Return, word for word, every line that follows.
/---
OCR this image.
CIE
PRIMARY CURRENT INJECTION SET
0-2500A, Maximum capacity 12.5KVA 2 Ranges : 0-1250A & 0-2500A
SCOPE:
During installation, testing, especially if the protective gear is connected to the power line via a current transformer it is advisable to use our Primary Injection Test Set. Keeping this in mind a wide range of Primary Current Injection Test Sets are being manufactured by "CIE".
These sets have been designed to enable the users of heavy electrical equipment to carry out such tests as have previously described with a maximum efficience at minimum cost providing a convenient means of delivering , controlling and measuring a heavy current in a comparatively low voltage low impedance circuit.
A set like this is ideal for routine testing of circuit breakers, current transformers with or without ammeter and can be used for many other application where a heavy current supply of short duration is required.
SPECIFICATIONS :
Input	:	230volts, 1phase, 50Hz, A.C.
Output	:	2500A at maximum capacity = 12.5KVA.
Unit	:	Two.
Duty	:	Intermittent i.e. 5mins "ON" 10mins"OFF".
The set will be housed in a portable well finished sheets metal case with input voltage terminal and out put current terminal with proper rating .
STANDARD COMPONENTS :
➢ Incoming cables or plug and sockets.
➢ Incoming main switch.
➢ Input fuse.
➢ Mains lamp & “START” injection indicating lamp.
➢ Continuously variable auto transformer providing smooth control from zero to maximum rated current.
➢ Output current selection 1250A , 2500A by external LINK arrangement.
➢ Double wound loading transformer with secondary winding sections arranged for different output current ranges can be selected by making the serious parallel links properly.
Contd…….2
\---
_Finished answer_:
OCR this image.
CIE
PRIMARY CURRENT INJECTION SET
0-2500A, Maximum capacity 12.5KVA 2 Ranges : 0-1250A & 0-2500A
SCOPE:
During installation, testing, especially if the protective gear is connected to the power line via a current transformer it is advisable to use our Primary Injection Test Set. Keeping this in mind a wide range of Primary Current Injection Test Sets are being manufactured by "CIE".
These sets have been designed to enable the users of heavy electrical equipment to carry out such tests as have previously described with a maximum efficience at minimum cost providing a convenient means of delivering , controlling and measuring a heavy current in a comparatively low voltage low impedance circuit.
A set like this is ideal for routine testing of circuit breakers, current transformers with or without ammeter and can be used for many other application where a heavy current supply of short duration is required.
SPECIFICATIONS :
Input	:	230volts, 1phase, 50Hz, A.C.
Output	:	2500A at maximum capacity = 12.5KVA.
Unit	:	Two.
Duty	:	Intermittent i.e. 5mins "ON" 10mins"OFF".
The set will be housed in a portable well finished sheets metal case with input voltage terminal and out put current terminal with proper rating .
STANDARD COMPONENTS :
➢ Incoming cables or plug and sockets.
➢ Incoming main switch.
➢ Input fuse.
➢ Mains lamp & “START” injection indicating lamp.
➢ Continuously variable auto transformer providing smooth control from zero to maximum rated current.
➢ Output current selection 1250A , 2500A by external LINK arrangement.
➢ Double wound loading transformer with secondary winding sections arranged for different output current ranges can be selected by making the serious parallel links properly.
Contd…….2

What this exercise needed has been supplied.